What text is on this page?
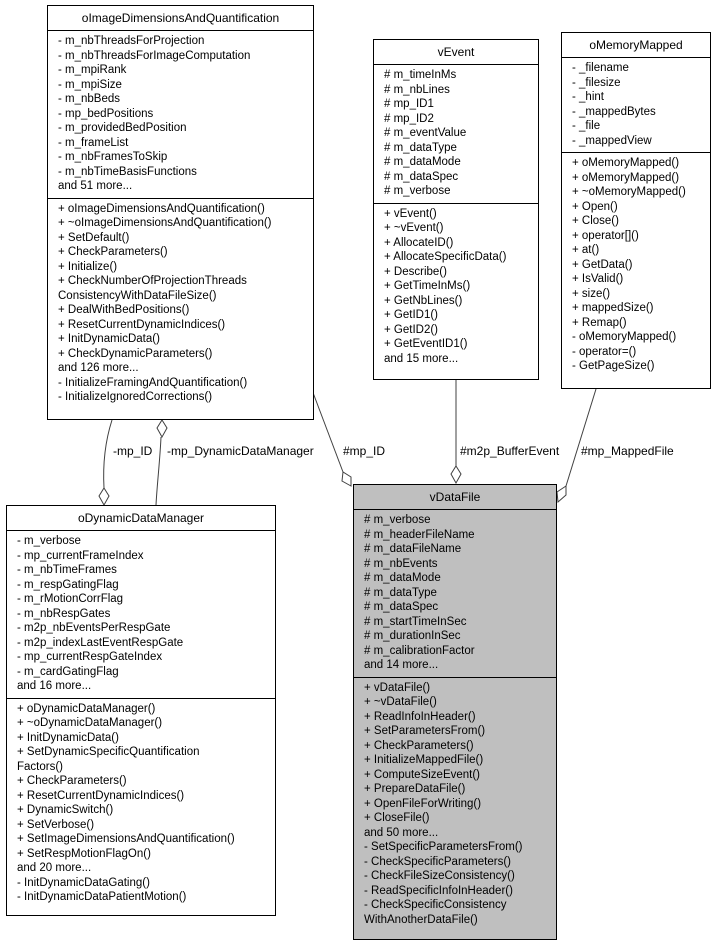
-mp_ID -mp_DynamicDataManager #mp_ID	#m2p_BufferEvent #mp_MappedFile
oImageDimensionsAndQuantification
- m_nbThreadsForProjection
- m_nbThreadsForImageComputation
- m_mpiRank
- m_mpiSize
- m_nbBeds
- mp_bedPositions
- m_providedBedPosition
- m_frameList
- m_nbFramesToSkip
- m_nbTimeBasisFunctions
and 51 more...
+ oImageDimensionsAndQuantification()
+ ~oImageDimensionsAndQuantification()
+ SetDefault()
+ CheckParameters()
+ Initialize()
+ CheckNumberOfProjectionThreads
ConsistencyWithDataFileSize()
+ DealWithBedPositions()
+ ResetCurrentDynamicIndices()
+ InitDynamicData()
+ CheckDynamicParameters()
and 126 more...
- InitializeFramingAndQuantification()
- InitializeIgnoredCorrections()
vEvent
# m_timeInMs
# m_nbLines
# mp_ID1
# mp_ID2
# m_eventValue
# m_dataType
# m_dataMode
# m_dataSpec
# m_verbose
+ vEvent()
+ ~vEvent()
+ AllocateID()
+ AllocateSpecificData()
+ Describe()
+ GetTimeInMs()
+ GetNbLines()
+ GetID1()
+ GetID2()
+ GetEventID1()
and 15 more...
oMemoryMapped
- _filename
- _filesize
- _hint
- _mappedBytes
- _file
- _mappedView
+ oMemoryMapped()
+ oMemoryMapped()
+ ~oMemoryMapped()
+ Open()
+ Close()
+ operator[]()
+ at()
+ GetData()
+ IsValid()
+ size()
+ mappedSize()
+ Remap()
- oMemoryMapped()
- operator=()
- GetPageSize()
oDynamicDataManager
- m_verbose
- mp_currentFrameIndex
- m_nbTimeFrames
- m_respGatingFlag
- m_rMotionCorrFlag
- m_nbRespGates
- m2p_nbEventsPerRespGate
- m2p_indexLastEventRespGate
- mp_currentRespGateIndex
- m_cardGatingFlag
and 16 more...
+ oDynamicDataManager()
+ ~oDynamicDataManager()
+ InitDynamicData()
+ SetDynamicSpecificQuantification
Factors()
+ CheckParameters()
+ ResetCurrentDynamicIndices()
+ DynamicSwitch()
+ SetVerbose()
+ SetImageDimensionsAndQuantification()
+ SetRespMotionFlagOn()
and 20 more...
- InitDynamicDataGating()
- InitDynamicDataPatientMotion()
vDataFile
# m_verbose
# m_headerFileName
# m_dataFileName
# m_nbEvents
# m_dataMode
# m_dataType
# m_dataSpec
# m_startTimeInSec
# m_durationInSec
# m_calibrationFactor
and 14 more...
+ vDataFile()
+ ~vDataFile()
+ ReadInfoInHeader()
+ SetParametersFrom()
+ CheckParameters()
+ InitializeMappedFile()
+ ComputeSizeEvent()
+ PrepareDataFile()
+ OpenFileForWriting()
+ CloseFile()
and 50 more...
- SetSpecificParametersFrom()
- CheckSpecificParameters()
- CheckFileSizeConsistency()
- ReadSpecificInfoInHeader()
- CheckSpecificConsistency
WithAnotherDataFile()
◆ ◆ ◆ ◆
WHAT IS ASKED: List every line above that holds the word "oImageDimensionsAndQuantification".

COMPLETE RESPONSE:
oImageDimensionsAndQuantification
+ oImageDimensionsAndQuantification()
+ ~oImageDimensionsAndQuantification()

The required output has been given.